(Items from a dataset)
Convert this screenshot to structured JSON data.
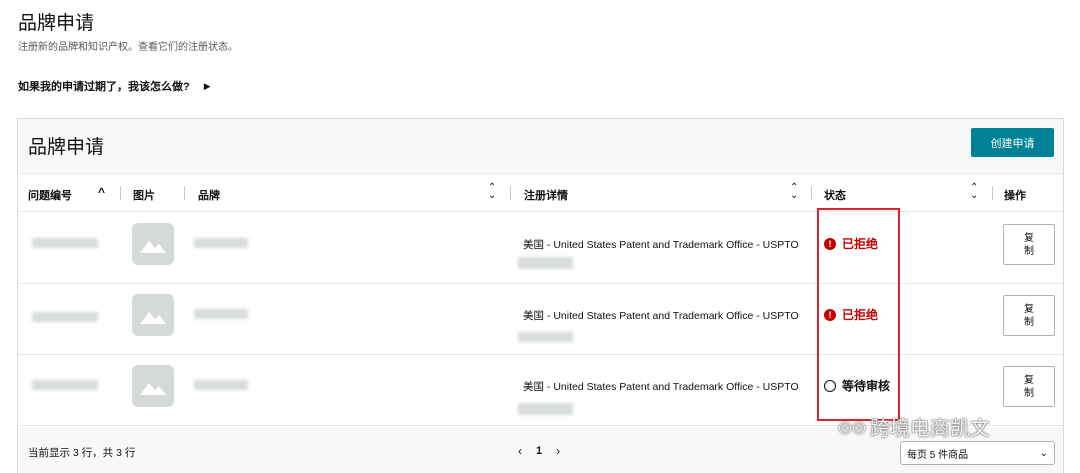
{
  "page": {
    "title": "品牌申请",
    "subtitle": "注册新的品牌和知识产权。查看它们的注册状态。",
    "faq_link": "如果我的申请过期了，我该怎么做?"
  },
  "card": {
    "title": "品牌申请",
    "create_button": "创建申请"
  },
  "columns": {
    "case_id": "问题编号",
    "image": "图片",
    "brand": "品牌",
    "registration": "注册详情",
    "status": "状态",
    "action": "操作"
  },
  "rows": [
    {
      "registration": "美国 - United States Patent and Trademark Office - USPTO",
      "status": "已拒绝",
      "status_type": "rejected",
      "status_icon": "!",
      "action": "复制"
    },
    {
      "registration": "美国 - United States Patent and Trademark Office - USPTO",
      "status": "已拒绝",
      "status_type": "rejected",
      "status_icon": "!",
      "action": "复制"
    },
    {
      "registration": "美国 - United States Patent and Trademark Office - USPTO",
      "status": "等待审核",
      "status_type": "pending",
      "status_icon": "◷",
      "action": "复制"
    }
  ],
  "footer": {
    "count_text": "当前显示 3 行，共 3 行",
    "current_page": "1",
    "per_page": "每页 5 件商品"
  },
  "watermark": {
    "text": "跨境电商凯文"
  },
  "colors": {
    "primary_button": "#008296",
    "rejected": "#c40000",
    "highlight_box": "#e0222b"
  }
}
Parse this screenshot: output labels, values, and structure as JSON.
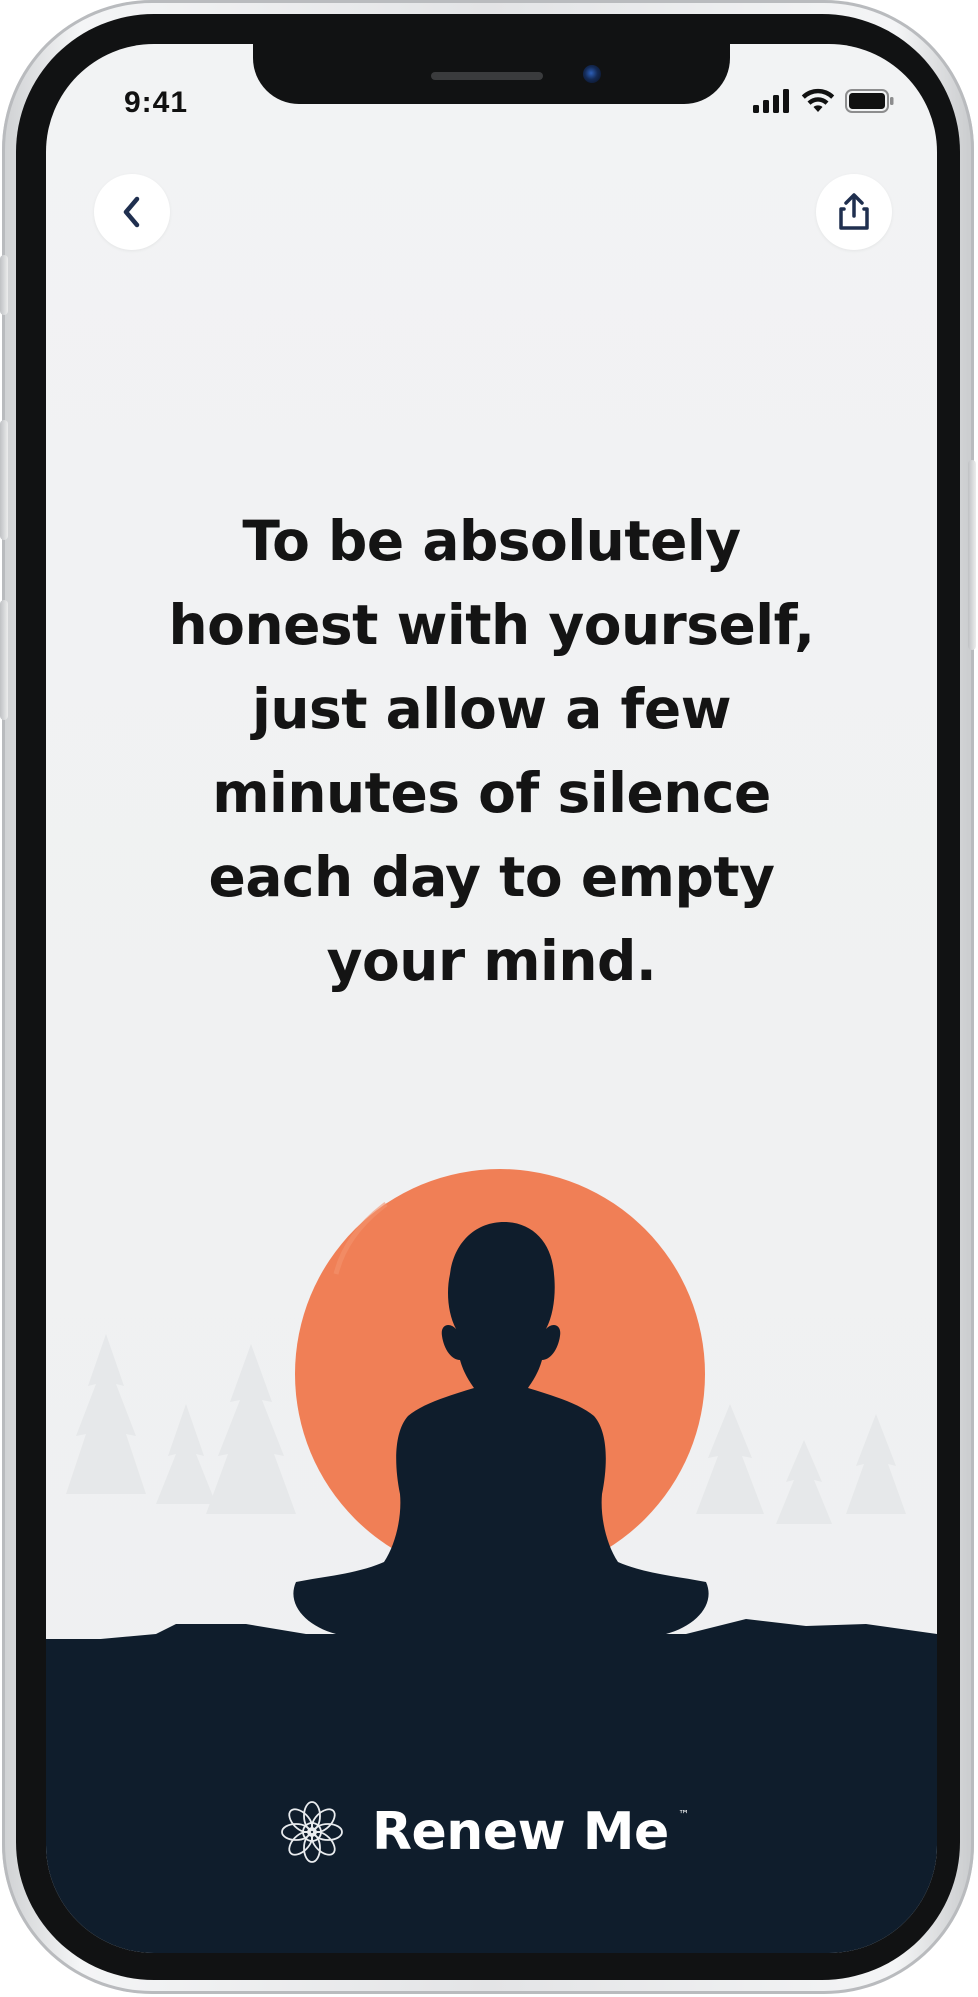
{
  "status_bar": {
    "time": "9:41",
    "signal_icon": "cellular-signal-icon",
    "wifi_icon": "wifi-icon",
    "battery_icon": "battery-icon"
  },
  "nav": {
    "back_icon": "chevron-left-icon",
    "share_icon": "share-icon"
  },
  "quote": {
    "lines": [
      "To be absolutely",
      "honest with yourself,",
      "just allow a few",
      "minutes of silence",
      "each day to empty",
      "your mind."
    ]
  },
  "illustration": {
    "sun_color": "#f07f56",
    "silhouette_color": "#0f1d2c",
    "tree_color": "#e6e8ea"
  },
  "brand": {
    "icon": "mandala-logo-icon",
    "name": "Renew Me",
    "trademark": "™"
  }
}
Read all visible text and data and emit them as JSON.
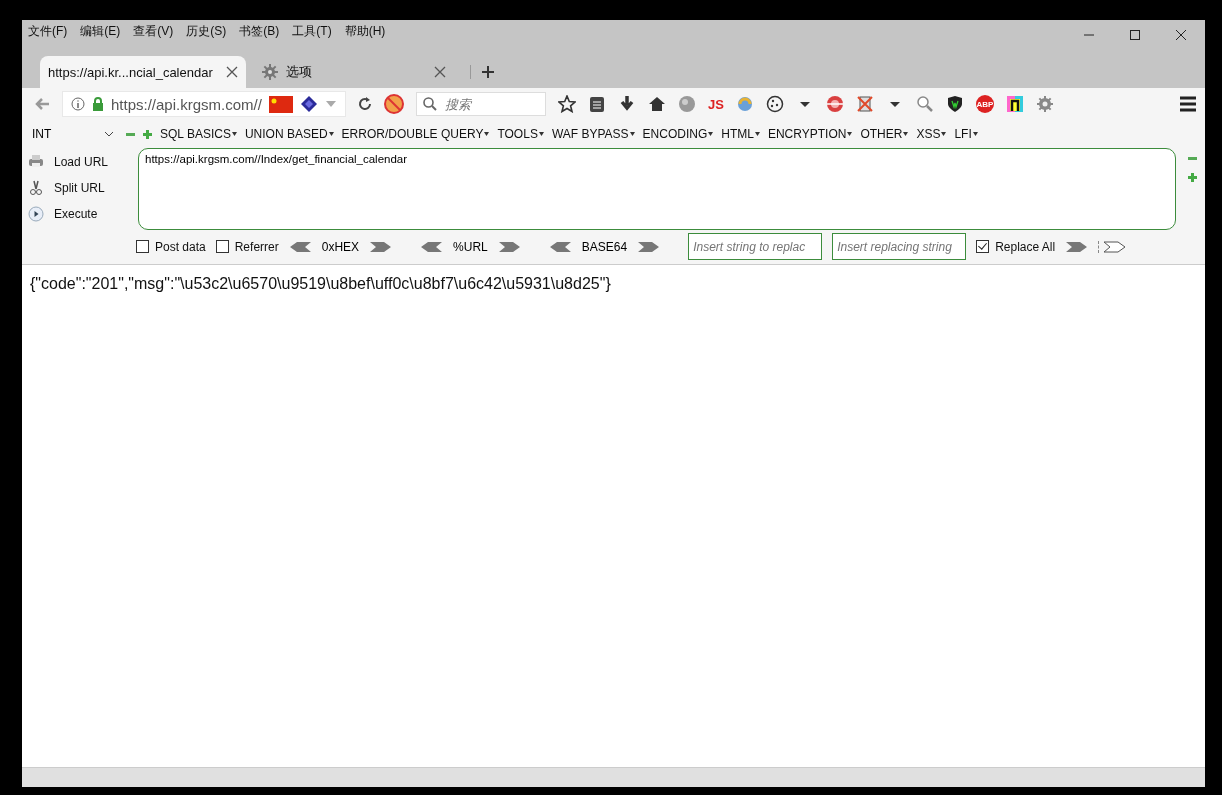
{
  "menu_bar": [
    "文件(F)",
    "编辑(E)",
    "查看(V)",
    "历史(S)",
    "书签(B)",
    "工具(T)",
    "帮助(H)"
  ],
  "tabs": [
    {
      "label": "https://api.kr...ncial_calendar",
      "selected": true,
      "kind": "page"
    },
    {
      "label": "选项",
      "selected": false,
      "kind": "settings"
    }
  ],
  "address_bar": {
    "url": "https://api.krgsm.com//"
  },
  "search": {
    "placeholder": "搜索"
  },
  "toolbar_icons": [
    {
      "kind": "star"
    },
    {
      "kind": "clipboard"
    },
    {
      "kind": "download"
    },
    {
      "kind": "home"
    },
    {
      "kind": "globe"
    },
    {
      "kind": "text",
      "text": "JS"
    },
    {
      "kind": "swirl"
    },
    {
      "kind": "cookie"
    },
    {
      "kind": "caret"
    },
    {
      "kind": "target"
    },
    {
      "kind": "crossed"
    },
    {
      "kind": "caret"
    },
    {
      "kind": "magnifier"
    },
    {
      "kind": "shield"
    },
    {
      "kind": "abp",
      "text": "ABP"
    },
    {
      "kind": "n-tile"
    },
    {
      "kind": "gear"
    }
  ],
  "hackbar": {
    "type_select": "INT",
    "menus": [
      "SQL BASICS",
      "UNION BASED",
      "ERROR/DOUBLE QUERY",
      "TOOLS",
      "WAF BYPASS",
      "ENCODING",
      "HTML",
      "ENCRYPTION",
      "OTHER",
      "XSS",
      "LFI"
    ],
    "actions": [
      {
        "label": "Load URL",
        "kind": "load"
      },
      {
        "label": "Split URL",
        "kind": "split"
      },
      {
        "label": "Execute",
        "kind": "execute"
      }
    ],
    "url_value": "https://api.krgsm.com//Index/get_financial_calendar",
    "post_data": {
      "label": "Post data",
      "checked": false
    },
    "referrer": {
      "label": "Referrer",
      "checked": false
    },
    "encoders": [
      "0xHEX",
      "%URL",
      "BASE64"
    ],
    "replace_from": {
      "placeholder": "Insert string to replac"
    },
    "replace_to": {
      "placeholder": "Insert replacing string"
    },
    "replace_all": {
      "label": "Replace All",
      "checked": true
    }
  },
  "body_text": "{\"code\":\"201\",\"msg\":\"\\u53c2\\u6570\\u9519\\u8bef\\uff0c\\u8bf7\\u6c42\\u5931\\u8d25\"}"
}
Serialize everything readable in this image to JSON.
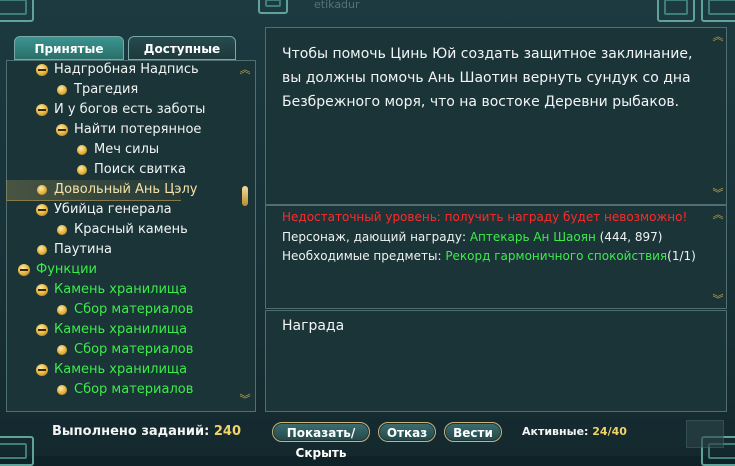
{
  "watermark": "etikadur",
  "tabs": [
    {
      "label": "Принятые",
      "active": true
    },
    {
      "label": "Доступные",
      "active": false
    }
  ],
  "quest_tree": [
    {
      "label": "Надгробная Надпись",
      "icon": "minus",
      "color": "white",
      "level": 1
    },
    {
      "label": "Трагедия",
      "icon": "bullet",
      "color": "white",
      "level": 2
    },
    {
      "label": "И у богов есть заботы",
      "icon": "minus",
      "color": "white",
      "level": 1
    },
    {
      "label": "Найти потерянное",
      "icon": "minus",
      "color": "white",
      "level": 2
    },
    {
      "label": "Меч силы",
      "icon": "bullet",
      "color": "white",
      "level": 3
    },
    {
      "label": "Поиск свитка",
      "icon": "bullet",
      "color": "white",
      "level": 3
    },
    {
      "label": "Довольный Ань Цэлу",
      "icon": "bullet",
      "color": "white",
      "level": 1,
      "selected": true
    },
    {
      "label": "Убийца генерала",
      "icon": "minus",
      "color": "white",
      "level": 1
    },
    {
      "label": "Красный камень",
      "icon": "bullet",
      "color": "white",
      "level": 2
    },
    {
      "label": "Паутина",
      "icon": "bullet",
      "color": "white",
      "level": 1
    },
    {
      "label": "Функции",
      "icon": "minus",
      "color": "green",
      "level": 0
    },
    {
      "label": "Камень хранилища",
      "icon": "minus",
      "color": "green",
      "level": 1
    },
    {
      "label": "Сбор материалов",
      "icon": "bullet",
      "color": "green",
      "level": 2
    },
    {
      "label": "Камень хранилища",
      "icon": "minus",
      "color": "green",
      "level": 1
    },
    {
      "label": "Сбор материалов",
      "icon": "bullet",
      "color": "green",
      "level": 2
    },
    {
      "label": "Камень хранилища",
      "icon": "minus",
      "color": "green",
      "level": 1
    },
    {
      "label": "Сбор материалов",
      "icon": "bullet",
      "color": "green",
      "level": 2
    }
  ],
  "description": "Чтобы помочь Цинь Юй создать защитное заклинание, вы должны помочь Ань Шаотин вернуть сундук со дна Безбрежного моря, что на востоке Деревни рыбаков.",
  "warning": "Недостаточный уровень: получить награду будет невозможно!",
  "reward_giver": {
    "label": "Персонаж, дающий награду: ",
    "name": "Аптекарь Ан Шаоян",
    "coords": " (444, 897)"
  },
  "required_items": {
    "label": "Необходимые предметы: ",
    "name": "Рекорд гармоничного спокойствия",
    "count": "(1/1)"
  },
  "reward_title": "Награда",
  "footer": {
    "completed_label": "Выполнено заданий:",
    "completed_value": "240",
    "buttons": {
      "toggle": "Показать/Скрыть",
      "cancel": "Отказ",
      "track": "Вести"
    },
    "active_label": "Активные:",
    "active_value": "24/40"
  },
  "colors": {
    "accent_gold": "#f0d36a",
    "green_text": "#3cec4a",
    "warning_red": "#ff2a2a",
    "teal_tab": "#2a6f6a"
  }
}
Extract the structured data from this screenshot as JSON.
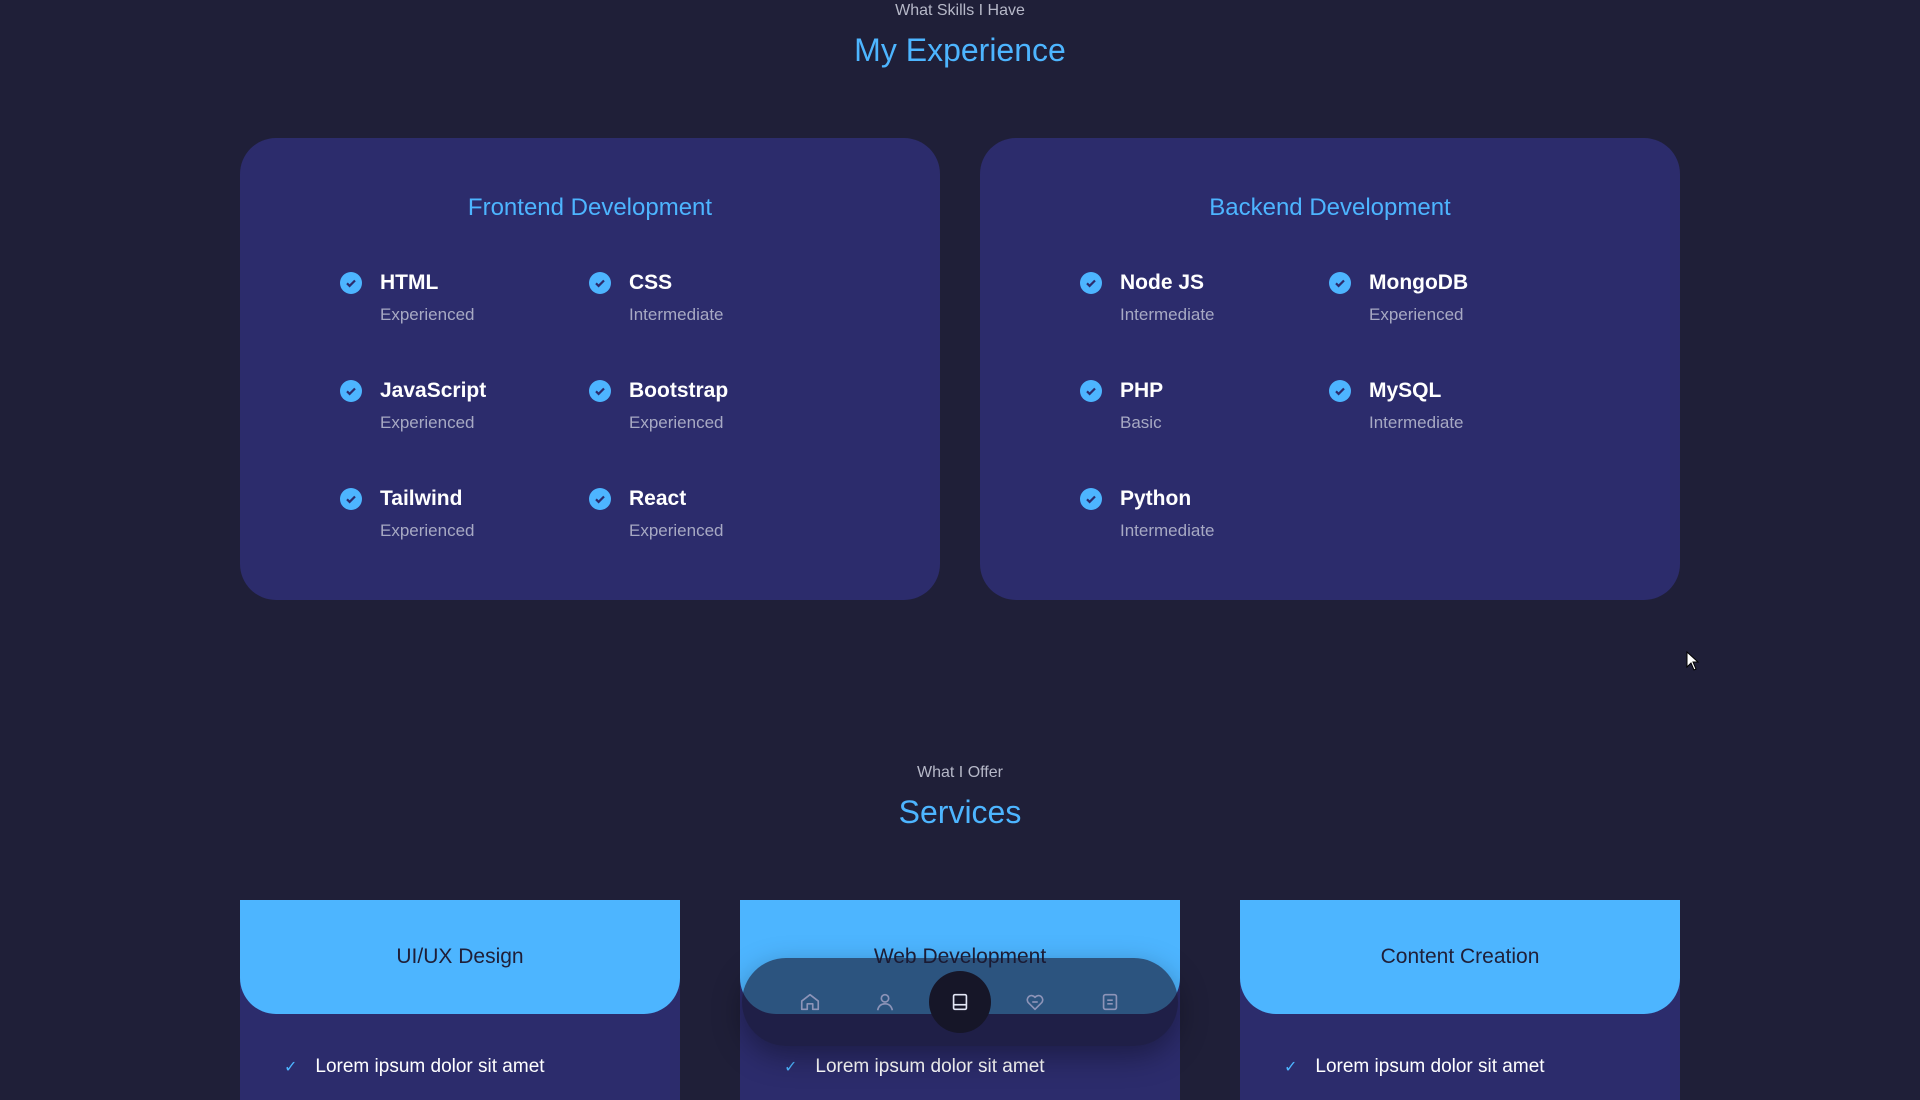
{
  "experience": {
    "kicker": "What Skills I Have",
    "title": "My Experience",
    "frontend": {
      "title": "Frontend Development",
      "skills": [
        {
          "name": "HTML",
          "level": "Experienced"
        },
        {
          "name": "CSS",
          "level": "Intermediate"
        },
        {
          "name": "JavaScript",
          "level": "Experienced"
        },
        {
          "name": "Bootstrap",
          "level": "Experienced"
        },
        {
          "name": "Tailwind",
          "level": "Experienced"
        },
        {
          "name": "React",
          "level": "Experienced"
        }
      ]
    },
    "backend": {
      "title": "Backend Development",
      "skills": [
        {
          "name": "Node JS",
          "level": "Intermediate"
        },
        {
          "name": "MongoDB",
          "level": "Experienced"
        },
        {
          "name": "PHP",
          "level": "Basic"
        },
        {
          "name": "MySQL",
          "level": "Intermediate"
        },
        {
          "name": "Python",
          "level": "Intermediate"
        }
      ]
    }
  },
  "services": {
    "kicker": "What I Offer",
    "title": "Services",
    "cards": [
      {
        "title": "UI/UX Design",
        "item": "Lorem ipsum dolor sit amet"
      },
      {
        "title": "Web Development",
        "item": "Lorem ipsum dolor sit amet"
      },
      {
        "title": "Content Creation",
        "item": "Lorem ipsum dolor sit amet"
      }
    ]
  },
  "nav": {
    "items": [
      {
        "icon": "home-icon"
      },
      {
        "icon": "user-icon"
      },
      {
        "icon": "book-icon",
        "active": true
      },
      {
        "icon": "services-icon"
      },
      {
        "icon": "message-icon"
      }
    ]
  },
  "colors": {
    "background": "#1f1f38",
    "card": "#2c2c6c",
    "accent": "#4db5ff",
    "muted_text": "#a7a9c3"
  }
}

### Problem to work on
Using the entries above, find all lines with "string". Copy them.

### The solution
      "placeholder": "Insert string to replac"
      "placeholder": "Insert replacing string"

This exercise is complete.